-- BEGIN THE DATA --

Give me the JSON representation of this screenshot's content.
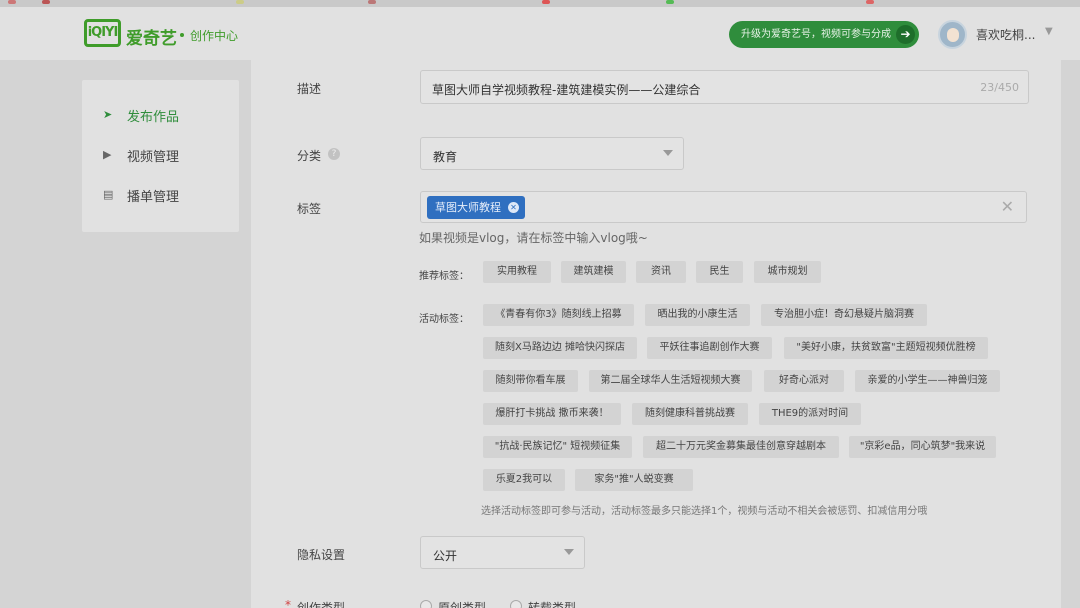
{
  "header": {
    "logo_text": "iQIYI",
    "brand": "爱奇艺",
    "sub_brand": "创作中心",
    "upgrade_label": "升级为爱奇艺号，视频可参与分成",
    "username": "喜欢吃桐..."
  },
  "sidebar": {
    "items": [
      {
        "label": "发布作品",
        "icon": "send-icon",
        "active": true
      },
      {
        "label": "视频管理",
        "icon": "play-square-icon",
        "active": false
      },
      {
        "label": "播单管理",
        "icon": "playlist-icon",
        "active": false
      }
    ]
  },
  "form": {
    "description": {
      "label": "描述",
      "value": "草图大师自学视频教程-建筑建模实例——公建综合",
      "count": "23/450"
    },
    "category": {
      "label": "分类",
      "value": "教育"
    },
    "tags": {
      "label": "标签",
      "chips": [
        "草图大师教程"
      ],
      "hint": "如果视频是vlog，请在标签中输入vlog哦~"
    },
    "recommended": {
      "label": "推荐标签：",
      "items": [
        "实用教程",
        "建筑建模",
        "资讯",
        "民生",
        "城市规划"
      ]
    },
    "activity": {
      "label": "活动标签：",
      "items": [
        "《青春有你3》随刻线上招募",
        "晒出我的小康生活",
        "专治胆小症！奇幻悬疑片脑洞赛",
        "随刻X马路边边 摊哈快闪探店",
        "平妖往事追剧创作大赛",
        "\"美好小康，扶贫致富\"主题短视频优胜榜",
        "随刻带你看车展",
        "第二届全球华人生活短视频大赛",
        "好奇心派对",
        "亲爱的小学生——神兽归笼",
        "爆肝打卡挑战 撒币来袭！",
        "随刻健康科普挑战赛",
        "THE9的派对时间",
        "\"抗战·民族记忆\" 短视频征集",
        "超二十万元奖金募集最佳创意穿越剧本",
        "\"京彩e品，同心筑梦\"我来说",
        "乐夏2我可以",
        "家务\"推\"人蜕变赛"
      ],
      "note": "选择活动标签即可参与活动，活动标签最多只能选择1个，视频与活动不相关会被惩罚、扣减信用分哦"
    },
    "privacy": {
      "label": "隐私设置",
      "value": "公开"
    },
    "creation_type": {
      "label": "创作类型",
      "options": [
        "原创类型",
        "转载类型"
      ]
    }
  }
}
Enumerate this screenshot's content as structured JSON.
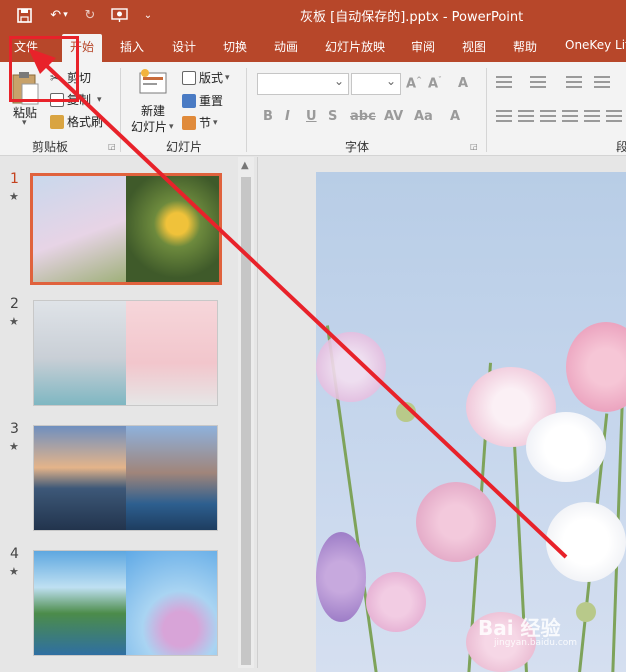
{
  "window": {
    "title": "灰板 [自动保存的].pptx  -  PowerPoint"
  },
  "tabs": [
    {
      "label": "文件",
      "active": false
    },
    {
      "label": "开始",
      "active": true
    },
    {
      "label": "插入",
      "active": false
    },
    {
      "label": "设计",
      "active": false
    },
    {
      "label": "切换",
      "active": false
    },
    {
      "label": "动画",
      "active": false
    },
    {
      "label": "幻灯片放映",
      "active": false
    },
    {
      "label": "审阅",
      "active": false
    },
    {
      "label": "视图",
      "active": false
    },
    {
      "label": "帮助",
      "active": false
    },
    {
      "label": "OneKey Lit",
      "active": false
    }
  ],
  "clipboard": {
    "paste_label": "粘贴",
    "cut_label": "剪切",
    "copy_label": "复制",
    "format_painter_label": "格式刷",
    "group_label": "剪贴板"
  },
  "slides_group": {
    "new_slide_label_line1": "新建",
    "new_slide_label_line2": "幻灯片",
    "layout_label": "版式",
    "reset_label": "重置",
    "section_label": "节",
    "group_label": "幻灯片"
  },
  "font_group": {
    "group_label": "字体",
    "font_name": "",
    "font_size": ""
  },
  "paragraph_group": {
    "group_label": "段"
  },
  "thumbnails": [
    {
      "number": "1",
      "star": "★"
    },
    {
      "number": "2",
      "star": "★"
    },
    {
      "number": "3",
      "star": "★"
    },
    {
      "number": "4",
      "star": "★"
    }
  ],
  "watermark": {
    "text": "Bai 经验",
    "sub": "jingyan.baidu.com"
  },
  "colors": {
    "accent": "#b7472a",
    "highlight": "#e8222a",
    "selection": "#e0623d"
  }
}
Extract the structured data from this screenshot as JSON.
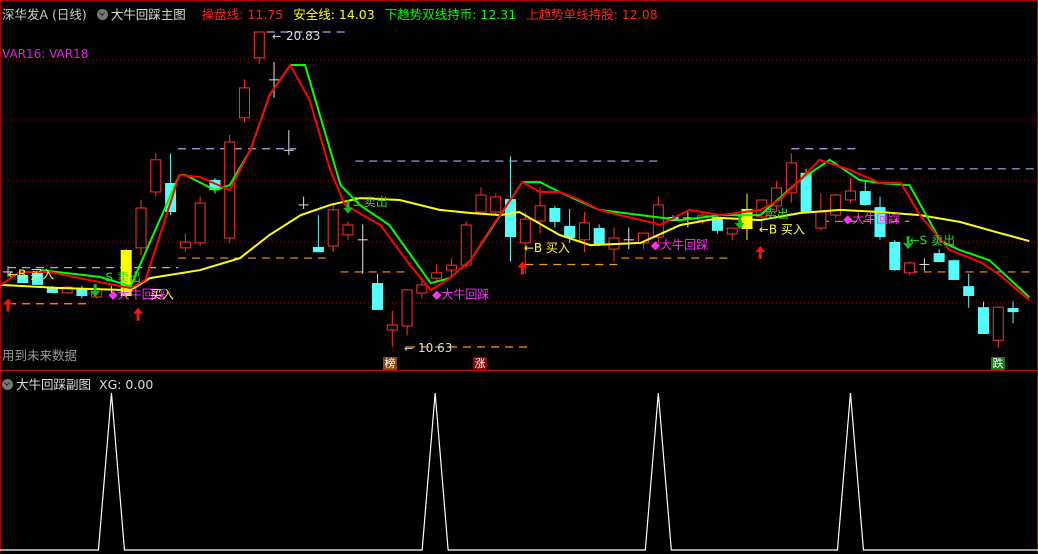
{
  "header": {
    "symbol": "深华发A (日线)",
    "indicator": "大牛回踩主图",
    "line1": "操盘线: 11.75",
    "line2": "安全线: 14.03",
    "line3": "下趋势双线持币: 12.31",
    "line4": "上趋势单线持股: 12.08"
  },
  "var_label": "VAR16: VAR18",
  "future_note": "用到未来数据",
  "sub_header": {
    "indicator": "大牛回踩副图",
    "xg": "XG: 0.00"
  },
  "badges": [
    {
      "text": "榜",
      "color": "#8b4a10"
    },
    {
      "text": "涨",
      "color": "#8b0000"
    },
    {
      "text": "跌",
      "color": "#1a7a1a"
    }
  ],
  "colors": {
    "up": "#ff3030",
    "down": "#54fcfc",
    "doji": "#e0e0e0",
    "highlight": "#ffff00",
    "operate_line": "#ff0000",
    "safe_line": "#ffff00",
    "down_trend_line": "#00ff00",
    "signal_magenta": "#ff30ff",
    "grid": "#a00000"
  },
  "chart_data": {
    "type": "candlestick",
    "price_labels": {
      "high": "20.83",
      "low": "10.63"
    },
    "high": 20.83,
    "low": 10.63,
    "candles": [
      [
        13.06,
        13.25,
        12.9,
        13.06
      ],
      [
        12.96,
        13.0,
        12.7,
        12.7
      ],
      [
        13.06,
        13.1,
        12.64,
        12.64
      ],
      [
        12.57,
        12.6,
        12.38,
        12.38
      ],
      [
        12.38,
        12.6,
        12.35,
        12.57
      ],
      [
        12.54,
        12.6,
        12.2,
        12.28
      ],
      [
        12.25,
        12.55,
        12.2,
        12.51
      ],
      [
        12.48,
        12.6,
        12.3,
        12.48
      ],
      [
        12.28,
        13.8,
        12.2,
        13.77
      ],
      [
        13.84,
        15.4,
        13.6,
        15.13
      ],
      [
        15.65,
        16.9,
        15.5,
        16.69
      ],
      [
        15.94,
        16.9,
        14.9,
        15.0
      ],
      [
        13.84,
        14.3,
        13.7,
        14.03
      ],
      [
        14.0,
        15.5,
        13.9,
        15.29
      ],
      [
        16.04,
        16.1,
        15.6,
        15.71
      ],
      [
        14.16,
        17.5,
        14.0,
        17.27
      ],
      [
        18.05,
        19.3,
        17.9,
        19.02
      ],
      [
        19.99,
        20.83,
        19.8,
        20.83
      ],
      [
        19.28,
        19.86,
        18.7,
        19.28
      ],
      [
        17.0,
        17.65,
        16.85,
        17.0
      ],
      [
        15.23,
        15.5,
        15.1,
        15.23
      ],
      [
        13.87,
        14.9,
        13.7,
        13.7
      ],
      [
        13.9,
        15.3,
        13.7,
        15.07
      ],
      [
        14.26,
        14.7,
        14.1,
        14.58
      ],
      [
        14.1,
        14.6,
        13.0,
        14.1
      ],
      [
        12.7,
        13.0,
        11.83,
        11.83
      ],
      [
        11.18,
        11.8,
        10.63,
        11.34
      ],
      [
        11.31,
        12.5,
        11.0,
        12.48
      ],
      [
        12.38,
        12.9,
        12.2,
        12.64
      ],
      [
        12.86,
        13.3,
        12.7,
        13.03
      ],
      [
        13.12,
        13.5,
        12.9,
        13.28
      ],
      [
        13.28,
        14.7,
        13.2,
        14.58
      ],
      [
        15.0,
        15.8,
        14.9,
        15.55
      ],
      [
        15.0,
        15.6,
        14.9,
        15.49
      ],
      [
        15.42,
        16.8,
        13.4,
        14.19
      ],
      [
        14.0,
        15.0,
        13.0,
        14.77
      ],
      [
        14.71,
        15.8,
        14.3,
        15.2
      ],
      [
        15.13,
        15.2,
        14.5,
        14.68
      ],
      [
        14.55,
        15.1,
        14.0,
        14.16
      ],
      [
        14.1,
        15.0,
        13.7,
        14.65
      ],
      [
        14.48,
        14.6,
        13.9,
        13.93
      ],
      [
        13.8,
        14.5,
        13.4,
        14.16
      ],
      [
        14.1,
        14.5,
        13.8,
        14.1
      ],
      [
        14.0,
        14.3,
        13.8,
        14.32
      ],
      [
        14.19,
        15.5,
        14.0,
        15.23
      ],
      [
        14.84,
        14.9,
        14.7,
        14.71
      ],
      [
        14.81,
        15.0,
        14.5,
        14.81
      ],
      [
        14.74,
        14.95,
        14.6,
        14.9
      ],
      [
        14.84,
        14.9,
        14.3,
        14.39
      ],
      [
        14.29,
        14.5,
        14.1,
        14.48
      ],
      [
        14.45,
        15.6,
        14.1,
        15.1
      ],
      [
        14.84,
        15.3,
        14.5,
        15.39
      ],
      [
        15.2,
        16.0,
        15.0,
        15.78
      ],
      [
        15.62,
        16.9,
        15.3,
        16.59
      ],
      [
        16.27,
        16.4,
        14.97,
        14.97
      ],
      [
        14.48,
        15.6,
        14.4,
        15.0
      ],
      [
        14.9,
        15.6,
        14.8,
        15.55
      ],
      [
        15.39,
        16.1,
        15.3,
        15.68
      ],
      [
        15.68,
        16.0,
        15.2,
        15.23
      ],
      [
        15.16,
        15.5,
        14.1,
        14.19
      ],
      [
        14.03,
        14.1,
        13.1,
        13.12
      ],
      [
        13.03,
        13.4,
        12.95,
        13.35
      ],
      [
        13.3,
        13.5,
        13.1,
        13.3
      ],
      [
        13.67,
        13.8,
        13.38,
        13.38
      ],
      [
        13.44,
        13.45,
        12.8,
        12.8
      ],
      [
        12.6,
        13.0,
        11.9,
        12.28
      ],
      [
        11.92,
        12.1,
        11.05,
        11.05
      ],
      [
        10.85,
        11.93,
        10.6,
        11.92
      ],
      [
        11.89,
        12.1,
        11.4,
        11.76
      ]
    ],
    "highlight_candles": [
      8,
      50
    ],
    "series": [
      {
        "key": "safe",
        "points": [
          [
            -0.5,
            12.64
          ],
          [
            3.5,
            12.54
          ],
          [
            8.3,
            12.47
          ],
          [
            9.6,
            12.86
          ],
          [
            13,
            13.12
          ],
          [
            15.7,
            13.51
          ],
          [
            17.7,
            14.26
          ],
          [
            19.8,
            14.9
          ],
          [
            21.8,
            15.23
          ],
          [
            23.8,
            15.45
          ],
          [
            26.5,
            15.39
          ],
          [
            29.2,
            15.07
          ],
          [
            31.3,
            14.97
          ],
          [
            33.3,
            14.9
          ],
          [
            34.6,
            15.0
          ],
          [
            37.3,
            14.26
          ],
          [
            39.4,
            13.93
          ],
          [
            42.8,
            14.0
          ],
          [
            45.5,
            14.58
          ],
          [
            48.2,
            14.81
          ],
          [
            50.9,
            14.74
          ],
          [
            53.6,
            14.97
          ],
          [
            56.3,
            15.07
          ],
          [
            59,
            15.0
          ],
          [
            61.7,
            14.9
          ],
          [
            64.4,
            14.68
          ],
          [
            67.1,
            14.32
          ],
          [
            69.1,
            14.06
          ]
        ]
      },
      {
        "key": "down_trend",
        "points": [
          [
            2.2,
            13.12
          ],
          [
            6.2,
            12.9
          ],
          [
            8.3,
            12.6
          ],
          [
            11.6,
            16.2
          ],
          [
            12,
            16.2
          ],
          [
            14,
            15.71
          ],
          [
            15,
            15.87
          ],
          [
            16.4,
            17.01
          ],
          [
            17.7,
            18.79
          ],
          [
            19.1,
            19.76
          ],
          [
            20.1,
            19.76
          ],
          [
            22.5,
            15.87
          ],
          [
            23.8,
            15.23
          ],
          [
            25.8,
            14.58
          ],
          [
            28.6,
            12.7
          ],
          [
            29.9,
            12.86
          ],
          [
            31.3,
            13.44
          ],
          [
            34.8,
            15.97
          ],
          [
            36,
            15.97
          ],
          [
            37.3,
            15.65
          ],
          [
            40,
            15.07
          ],
          [
            42.8,
            14.9
          ],
          [
            45.5,
            14.74
          ],
          [
            48.2,
            14.9
          ],
          [
            50.9,
            14.9
          ],
          [
            53.6,
            16.04
          ],
          [
            55.6,
            16.69
          ],
          [
            57.6,
            16.04
          ],
          [
            59,
            15.94
          ],
          [
            61,
            15.87
          ],
          [
            63.1,
            14.06
          ],
          [
            64.4,
            13.77
          ],
          [
            66.4,
            13.44
          ],
          [
            69.1,
            12.24
          ]
        ]
      },
      {
        "key": "operate",
        "points": [
          [
            -0.5,
            12.64
          ],
          [
            0.8,
            13.06
          ],
          [
            2.8,
            13.06
          ],
          [
            6.2,
            12.73
          ],
          [
            8.3,
            12.54
          ],
          [
            9.3,
            12.8
          ],
          [
            11.6,
            16.2
          ],
          [
            13,
            16.13
          ],
          [
            15,
            15.71
          ],
          [
            16.4,
            17.01
          ],
          [
            17.7,
            18.79
          ],
          [
            19.1,
            19.76
          ],
          [
            20.4,
            18.63
          ],
          [
            21.8,
            16.36
          ],
          [
            22.8,
            15.23
          ],
          [
            25.2,
            14.58
          ],
          [
            27.2,
            13.28
          ],
          [
            28.6,
            12.47
          ],
          [
            29.9,
            12.86
          ],
          [
            31.3,
            13.44
          ],
          [
            32.6,
            14.42
          ],
          [
            34.8,
            15.97
          ],
          [
            36,
            15.65
          ],
          [
            37.3,
            15.65
          ],
          [
            38.7,
            15.39
          ],
          [
            40,
            15.07
          ],
          [
            41.4,
            14.9
          ],
          [
            43.4,
            14.68
          ],
          [
            44.1,
            14.58
          ],
          [
            46.1,
            15.07
          ],
          [
            48.2,
            14.9
          ],
          [
            50.9,
            15.07
          ],
          [
            52.2,
            15.39
          ],
          [
            53.6,
            16.04
          ],
          [
            54.9,
            16.69
          ],
          [
            57,
            16.36
          ],
          [
            59,
            15.94
          ],
          [
            60.4,
            15.94
          ],
          [
            61.7,
            14.9
          ],
          [
            63.7,
            13.77
          ],
          [
            65.8,
            13.38
          ],
          [
            67.1,
            12.96
          ],
          [
            69.1,
            12.15
          ]
        ]
      }
    ],
    "levels": [
      {
        "price": 20.83,
        "from": 17.5,
        "to": 23,
        "kind": "resistance"
      },
      {
        "price": 17.05,
        "from": 11.5,
        "to": 19.5,
        "kind": "resistance"
      },
      {
        "price": 16.65,
        "from": 23.5,
        "to": 44,
        "kind": "resistance"
      },
      {
        "price": 17.05,
        "from": 53,
        "to": 57.5,
        "kind": "resistance"
      },
      {
        "price": 16.4,
        "from": 57.5,
        "to": 69.5,
        "kind": "resistance"
      },
      {
        "price": 13.2,
        "from": 0,
        "to": 11.5,
        "kind": "resistance"
      },
      {
        "price": 12.03,
        "from": 0,
        "to": 5.5,
        "kind": "support"
      },
      {
        "price": 13.51,
        "from": 11.5,
        "to": 21.5,
        "kind": "support"
      },
      {
        "price": 13.06,
        "from": 22.5,
        "to": 27,
        "kind": "support"
      },
      {
        "price": 10.63,
        "from": 27,
        "to": 35.5,
        "kind": "support"
      },
      {
        "price": 13.3,
        "from": 35,
        "to": 41.5,
        "kind": "support"
      },
      {
        "price": 13.51,
        "from": 41.5,
        "to": 49,
        "kind": "support"
      },
      {
        "price": 14.7,
        "from": 55,
        "to": 61,
        "kind": "support"
      },
      {
        "price": 13.06,
        "from": 61,
        "to": 69.5,
        "kind": "support"
      }
    ],
    "arrows": [
      {
        "i": 0,
        "price": 12.2,
        "dir": "up"
      },
      {
        "i": 8.8,
        "price": 11.9,
        "dir": "up"
      },
      {
        "i": 34.8,
        "price": 13.4,
        "dir": "up"
      },
      {
        "i": 50.9,
        "price": 13.9,
        "dir": "up"
      },
      {
        "i": 5.9,
        "price": 12.25,
        "dir": "down"
      },
      {
        "i": 23,
        "price": 14.95,
        "dir": "down"
      },
      {
        "i": 49.5,
        "price": 14.45,
        "dir": "down"
      },
      {
        "i": 60.9,
        "price": 13.8,
        "dir": "down"
      }
    ],
    "signals": [
      {
        "i": 0,
        "price": 12.85,
        "text": "←B 买入",
        "kind": "buy"
      },
      {
        "i": 6.6,
        "price": 12.75,
        "text": "S 卖出",
        "kind": "sell"
      },
      {
        "i": 6.8,
        "price": 12.2,
        "text": "◆大牛回踩",
        "kind": "pullback"
      },
      {
        "i": 9.6,
        "price": 12.2,
        "text": "买入",
        "kind": "buy"
      },
      {
        "i": 23.3,
        "price": 15.2,
        "text": "S 卖出",
        "kind": "sell"
      },
      {
        "i": 28.7,
        "price": 12.2,
        "text": "◆大牛回踩",
        "kind": "pullback"
      },
      {
        "i": 34.9,
        "price": 13.7,
        "text": "←B 买入",
        "kind": "buy"
      },
      {
        "i": 43.5,
        "price": 13.8,
        "text": "◆大牛回踩",
        "kind": "pullback"
      },
      {
        "i": 51.2,
        "price": 14.8,
        "text": "卖出",
        "kind": "sell"
      },
      {
        "i": 50.8,
        "price": 14.3,
        "text": "←B 买入",
        "kind": "buy"
      },
      {
        "i": 56.5,
        "price": 14.65,
        "text": "◆大牛回踩",
        "kind": "pullback"
      },
      {
        "i": 61.0,
        "price": 13.95,
        "text": "←S 卖出",
        "kind": "sell"
      }
    ],
    "xg_signals": [
      7.0,
      28.9,
      44.0,
      57.0
    ],
    "xg_range": [
      0,
      1
    ]
  }
}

-- END THE DATA --

- _TO DO_:
Show all lines from the listing above in which "icon" appears.

- _WRITTEN REPLY_:
        "icon": "send-icon",
        "icon": "play-square-icon",
        "icon": "playlist-icon",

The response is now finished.